WRITTEN PROBLEM: Skip the pictures. Transcribe the rest of the data below without changing a word.

Stored data:

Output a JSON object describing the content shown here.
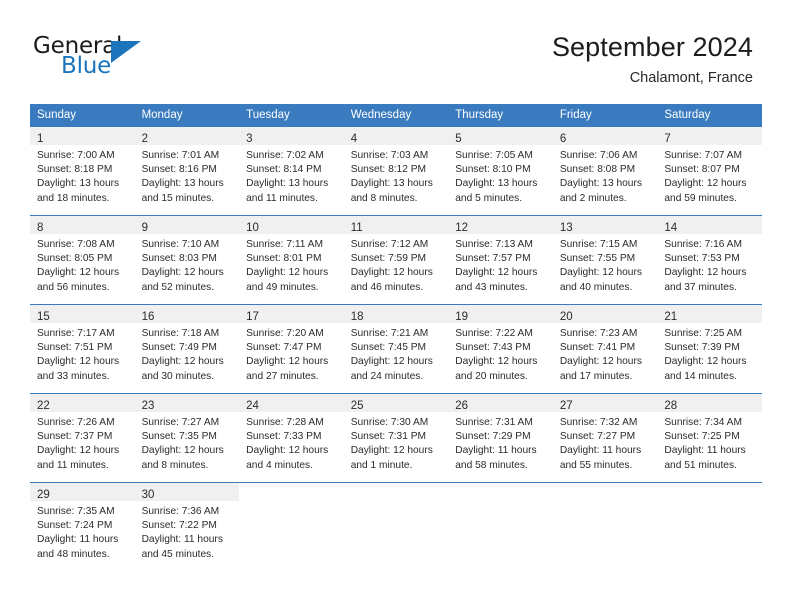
{
  "brand": {
    "name_part1": "General",
    "name_part2": "Blue",
    "accent_color": "#1c75bc",
    "triangle_icon": "triangle-icon"
  },
  "header": {
    "title": "September 2024",
    "location": "Chalamont, France"
  },
  "calendar": {
    "header_bg": "#3a7bc0",
    "daynum_bg": "#f0f0f0",
    "weekday_headers": [
      "Sunday",
      "Monday",
      "Tuesday",
      "Wednesday",
      "Thursday",
      "Friday",
      "Saturday"
    ],
    "weeks": [
      [
        {
          "day": "1",
          "sunrise": "Sunrise: 7:00 AM",
          "sunset": "Sunset: 8:18 PM",
          "daylight1": "Daylight: 13 hours",
          "daylight2": "and 18 minutes."
        },
        {
          "day": "2",
          "sunrise": "Sunrise: 7:01 AM",
          "sunset": "Sunset: 8:16 PM",
          "daylight1": "Daylight: 13 hours",
          "daylight2": "and 15 minutes."
        },
        {
          "day": "3",
          "sunrise": "Sunrise: 7:02 AM",
          "sunset": "Sunset: 8:14 PM",
          "daylight1": "Daylight: 13 hours",
          "daylight2": "and 11 minutes."
        },
        {
          "day": "4",
          "sunrise": "Sunrise: 7:03 AM",
          "sunset": "Sunset: 8:12 PM",
          "daylight1": "Daylight: 13 hours",
          "daylight2": "and 8 minutes."
        },
        {
          "day": "5",
          "sunrise": "Sunrise: 7:05 AM",
          "sunset": "Sunset: 8:10 PM",
          "daylight1": "Daylight: 13 hours",
          "daylight2": "and 5 minutes."
        },
        {
          "day": "6",
          "sunrise": "Sunrise: 7:06 AM",
          "sunset": "Sunset: 8:08 PM",
          "daylight1": "Daylight: 13 hours",
          "daylight2": "and 2 minutes."
        },
        {
          "day": "7",
          "sunrise": "Sunrise: 7:07 AM",
          "sunset": "Sunset: 8:07 PM",
          "daylight1": "Daylight: 12 hours",
          "daylight2": "and 59 minutes."
        }
      ],
      [
        {
          "day": "8",
          "sunrise": "Sunrise: 7:08 AM",
          "sunset": "Sunset: 8:05 PM",
          "daylight1": "Daylight: 12 hours",
          "daylight2": "and 56 minutes."
        },
        {
          "day": "9",
          "sunrise": "Sunrise: 7:10 AM",
          "sunset": "Sunset: 8:03 PM",
          "daylight1": "Daylight: 12 hours",
          "daylight2": "and 52 minutes."
        },
        {
          "day": "10",
          "sunrise": "Sunrise: 7:11 AM",
          "sunset": "Sunset: 8:01 PM",
          "daylight1": "Daylight: 12 hours",
          "daylight2": "and 49 minutes."
        },
        {
          "day": "11",
          "sunrise": "Sunrise: 7:12 AM",
          "sunset": "Sunset: 7:59 PM",
          "daylight1": "Daylight: 12 hours",
          "daylight2": "and 46 minutes."
        },
        {
          "day": "12",
          "sunrise": "Sunrise: 7:13 AM",
          "sunset": "Sunset: 7:57 PM",
          "daylight1": "Daylight: 12 hours",
          "daylight2": "and 43 minutes."
        },
        {
          "day": "13",
          "sunrise": "Sunrise: 7:15 AM",
          "sunset": "Sunset: 7:55 PM",
          "daylight1": "Daylight: 12 hours",
          "daylight2": "and 40 minutes."
        },
        {
          "day": "14",
          "sunrise": "Sunrise: 7:16 AM",
          "sunset": "Sunset: 7:53 PM",
          "daylight1": "Daylight: 12 hours",
          "daylight2": "and 37 minutes."
        }
      ],
      [
        {
          "day": "15",
          "sunrise": "Sunrise: 7:17 AM",
          "sunset": "Sunset: 7:51 PM",
          "daylight1": "Daylight: 12 hours",
          "daylight2": "and 33 minutes."
        },
        {
          "day": "16",
          "sunrise": "Sunrise: 7:18 AM",
          "sunset": "Sunset: 7:49 PM",
          "daylight1": "Daylight: 12 hours",
          "daylight2": "and 30 minutes."
        },
        {
          "day": "17",
          "sunrise": "Sunrise: 7:20 AM",
          "sunset": "Sunset: 7:47 PM",
          "daylight1": "Daylight: 12 hours",
          "daylight2": "and 27 minutes."
        },
        {
          "day": "18",
          "sunrise": "Sunrise: 7:21 AM",
          "sunset": "Sunset: 7:45 PM",
          "daylight1": "Daylight: 12 hours",
          "daylight2": "and 24 minutes."
        },
        {
          "day": "19",
          "sunrise": "Sunrise: 7:22 AM",
          "sunset": "Sunset: 7:43 PM",
          "daylight1": "Daylight: 12 hours",
          "daylight2": "and 20 minutes."
        },
        {
          "day": "20",
          "sunrise": "Sunrise: 7:23 AM",
          "sunset": "Sunset: 7:41 PM",
          "daylight1": "Daylight: 12 hours",
          "daylight2": "and 17 minutes."
        },
        {
          "day": "21",
          "sunrise": "Sunrise: 7:25 AM",
          "sunset": "Sunset: 7:39 PM",
          "daylight1": "Daylight: 12 hours",
          "daylight2": "and 14 minutes."
        }
      ],
      [
        {
          "day": "22",
          "sunrise": "Sunrise: 7:26 AM",
          "sunset": "Sunset: 7:37 PM",
          "daylight1": "Daylight: 12 hours",
          "daylight2": "and 11 minutes."
        },
        {
          "day": "23",
          "sunrise": "Sunrise: 7:27 AM",
          "sunset": "Sunset: 7:35 PM",
          "daylight1": "Daylight: 12 hours",
          "daylight2": "and 8 minutes."
        },
        {
          "day": "24",
          "sunrise": "Sunrise: 7:28 AM",
          "sunset": "Sunset: 7:33 PM",
          "daylight1": "Daylight: 12 hours",
          "daylight2": "and 4 minutes."
        },
        {
          "day": "25",
          "sunrise": "Sunrise: 7:30 AM",
          "sunset": "Sunset: 7:31 PM",
          "daylight1": "Daylight: 12 hours",
          "daylight2": "and 1 minute."
        },
        {
          "day": "26",
          "sunrise": "Sunrise: 7:31 AM",
          "sunset": "Sunset: 7:29 PM",
          "daylight1": "Daylight: 11 hours",
          "daylight2": "and 58 minutes."
        },
        {
          "day": "27",
          "sunrise": "Sunrise: 7:32 AM",
          "sunset": "Sunset: 7:27 PM",
          "daylight1": "Daylight: 11 hours",
          "daylight2": "and 55 minutes."
        },
        {
          "day": "28",
          "sunrise": "Sunrise: 7:34 AM",
          "sunset": "Sunset: 7:25 PM",
          "daylight1": "Daylight: 11 hours",
          "daylight2": "and 51 minutes."
        }
      ],
      [
        {
          "day": "29",
          "sunrise": "Sunrise: 7:35 AM",
          "sunset": "Sunset: 7:24 PM",
          "daylight1": "Daylight: 11 hours",
          "daylight2": "and 48 minutes."
        },
        {
          "day": "30",
          "sunrise": "Sunrise: 7:36 AM",
          "sunset": "Sunset: 7:22 PM",
          "daylight1": "Daylight: 11 hours",
          "daylight2": "and 45 minutes."
        },
        {
          "day": "",
          "sunrise": "",
          "sunset": "",
          "daylight1": "",
          "daylight2": ""
        },
        {
          "day": "",
          "sunrise": "",
          "sunset": "",
          "daylight1": "",
          "daylight2": ""
        },
        {
          "day": "",
          "sunrise": "",
          "sunset": "",
          "daylight1": "",
          "daylight2": ""
        },
        {
          "day": "",
          "sunrise": "",
          "sunset": "",
          "daylight1": "",
          "daylight2": ""
        },
        {
          "day": "",
          "sunrise": "",
          "sunset": "",
          "daylight1": "",
          "daylight2": ""
        }
      ]
    ]
  }
}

RESULT FOR THIS EXERCISE:
Output a JSON object describing the content shown here.
{
  "brand": {
    "name_part1": "General",
    "name_part2": "Blue",
    "accent_color": "#1c75bc",
    "triangle_icon": "triangle-icon"
  },
  "header": {
    "title": "September 2024",
    "location": "Chalamont, France"
  },
  "calendar": {
    "header_bg": "#3a7bc0",
    "daynum_bg": "#f0f0f0",
    "weekday_headers": [
      "Sunday",
      "Monday",
      "Tuesday",
      "Wednesday",
      "Thursday",
      "Friday",
      "Saturday"
    ],
    "weeks": [
      [
        {
          "day": "1",
          "sunrise": "Sunrise: 7:00 AM",
          "sunset": "Sunset: 8:18 PM",
          "daylight1": "Daylight: 13 hours",
          "daylight2": "and 18 minutes."
        },
        {
          "day": "2",
          "sunrise": "Sunrise: 7:01 AM",
          "sunset": "Sunset: 8:16 PM",
          "daylight1": "Daylight: 13 hours",
          "daylight2": "and 15 minutes."
        },
        {
          "day": "3",
          "sunrise": "Sunrise: 7:02 AM",
          "sunset": "Sunset: 8:14 PM",
          "daylight1": "Daylight: 13 hours",
          "daylight2": "and 11 minutes."
        },
        {
          "day": "4",
          "sunrise": "Sunrise: 7:03 AM",
          "sunset": "Sunset: 8:12 PM",
          "daylight1": "Daylight: 13 hours",
          "daylight2": "and 8 minutes."
        },
        {
          "day": "5",
          "sunrise": "Sunrise: 7:05 AM",
          "sunset": "Sunset: 8:10 PM",
          "daylight1": "Daylight: 13 hours",
          "daylight2": "and 5 minutes."
        },
        {
          "day": "6",
          "sunrise": "Sunrise: 7:06 AM",
          "sunset": "Sunset: 8:08 PM",
          "daylight1": "Daylight: 13 hours",
          "daylight2": "and 2 minutes."
        },
        {
          "day": "7",
          "sunrise": "Sunrise: 7:07 AM",
          "sunset": "Sunset: 8:07 PM",
          "daylight1": "Daylight: 12 hours",
          "daylight2": "and 59 minutes."
        }
      ],
      [
        {
          "day": "8",
          "sunrise": "Sunrise: 7:08 AM",
          "sunset": "Sunset: 8:05 PM",
          "daylight1": "Daylight: 12 hours",
          "daylight2": "and 56 minutes."
        },
        {
          "day": "9",
          "sunrise": "Sunrise: 7:10 AM",
          "sunset": "Sunset: 8:03 PM",
          "daylight1": "Daylight: 12 hours",
          "daylight2": "and 52 minutes."
        },
        {
          "day": "10",
          "sunrise": "Sunrise: 7:11 AM",
          "sunset": "Sunset: 8:01 PM",
          "daylight1": "Daylight: 12 hours",
          "daylight2": "and 49 minutes."
        },
        {
          "day": "11",
          "sunrise": "Sunrise: 7:12 AM",
          "sunset": "Sunset: 7:59 PM",
          "daylight1": "Daylight: 12 hours",
          "daylight2": "and 46 minutes."
        },
        {
          "day": "12",
          "sunrise": "Sunrise: 7:13 AM",
          "sunset": "Sunset: 7:57 PM",
          "daylight1": "Daylight: 12 hours",
          "daylight2": "and 43 minutes."
        },
        {
          "day": "13",
          "sunrise": "Sunrise: 7:15 AM",
          "sunset": "Sunset: 7:55 PM",
          "daylight1": "Daylight: 12 hours",
          "daylight2": "and 40 minutes."
        },
        {
          "day": "14",
          "sunrise": "Sunrise: 7:16 AM",
          "sunset": "Sunset: 7:53 PM",
          "daylight1": "Daylight: 12 hours",
          "daylight2": "and 37 minutes."
        }
      ],
      [
        {
          "day": "15",
          "sunrise": "Sunrise: 7:17 AM",
          "sunset": "Sunset: 7:51 PM",
          "daylight1": "Daylight: 12 hours",
          "daylight2": "and 33 minutes."
        },
        {
          "day": "16",
          "sunrise": "Sunrise: 7:18 AM",
          "sunset": "Sunset: 7:49 PM",
          "daylight1": "Daylight: 12 hours",
          "daylight2": "and 30 minutes."
        },
        {
          "day": "17",
          "sunrise": "Sunrise: 7:20 AM",
          "sunset": "Sunset: 7:47 PM",
          "daylight1": "Daylight: 12 hours",
          "daylight2": "and 27 minutes."
        },
        {
          "day": "18",
          "sunrise": "Sunrise: 7:21 AM",
          "sunset": "Sunset: 7:45 PM",
          "daylight1": "Daylight: 12 hours",
          "daylight2": "and 24 minutes."
        },
        {
          "day": "19",
          "sunrise": "Sunrise: 7:22 AM",
          "sunset": "Sunset: 7:43 PM",
          "daylight1": "Daylight: 12 hours",
          "daylight2": "and 20 minutes."
        },
        {
          "day": "20",
          "sunrise": "Sunrise: 7:23 AM",
          "sunset": "Sunset: 7:41 PM",
          "daylight1": "Daylight: 12 hours",
          "daylight2": "and 17 minutes."
        },
        {
          "day": "21",
          "sunrise": "Sunrise: 7:25 AM",
          "sunset": "Sunset: 7:39 PM",
          "daylight1": "Daylight: 12 hours",
          "daylight2": "and 14 minutes."
        }
      ],
      [
        {
          "day": "22",
          "sunrise": "Sunrise: 7:26 AM",
          "sunset": "Sunset: 7:37 PM",
          "daylight1": "Daylight: 12 hours",
          "daylight2": "and 11 minutes."
        },
        {
          "day": "23",
          "sunrise": "Sunrise: 7:27 AM",
          "sunset": "Sunset: 7:35 PM",
          "daylight1": "Daylight: 12 hours",
          "daylight2": "and 8 minutes."
        },
        {
          "day": "24",
          "sunrise": "Sunrise: 7:28 AM",
          "sunset": "Sunset: 7:33 PM",
          "daylight1": "Daylight: 12 hours",
          "daylight2": "and 4 minutes."
        },
        {
          "day": "25",
          "sunrise": "Sunrise: 7:30 AM",
          "sunset": "Sunset: 7:31 PM",
          "daylight1": "Daylight: 12 hours",
          "daylight2": "and 1 minute."
        },
        {
          "day": "26",
          "sunrise": "Sunrise: 7:31 AM",
          "sunset": "Sunset: 7:29 PM",
          "daylight1": "Daylight: 11 hours",
          "daylight2": "and 58 minutes."
        },
        {
          "day": "27",
          "sunrise": "Sunrise: 7:32 AM",
          "sunset": "Sunset: 7:27 PM",
          "daylight1": "Daylight: 11 hours",
          "daylight2": "and 55 minutes."
        },
        {
          "day": "28",
          "sunrise": "Sunrise: 7:34 AM",
          "sunset": "Sunset: 7:25 PM",
          "daylight1": "Daylight: 11 hours",
          "daylight2": "and 51 minutes."
        }
      ],
      [
        {
          "day": "29",
          "sunrise": "Sunrise: 7:35 AM",
          "sunset": "Sunset: 7:24 PM",
          "daylight1": "Daylight: 11 hours",
          "daylight2": "and 48 minutes."
        },
        {
          "day": "30",
          "sunrise": "Sunrise: 7:36 AM",
          "sunset": "Sunset: 7:22 PM",
          "daylight1": "Daylight: 11 hours",
          "daylight2": "and 45 minutes."
        },
        {
          "day": "",
          "sunrise": "",
          "sunset": "",
          "daylight1": "",
          "daylight2": ""
        },
        {
          "day": "",
          "sunrise": "",
          "sunset": "",
          "daylight1": "",
          "daylight2": ""
        },
        {
          "day": "",
          "sunrise": "",
          "sunset": "",
          "daylight1": "",
          "daylight2": ""
        },
        {
          "day": "",
          "sunrise": "",
          "sunset": "",
          "daylight1": "",
          "daylight2": ""
        },
        {
          "day": "",
          "sunrise": "",
          "sunset": "",
          "daylight1": "",
          "daylight2": ""
        }
      ]
    ]
  }
}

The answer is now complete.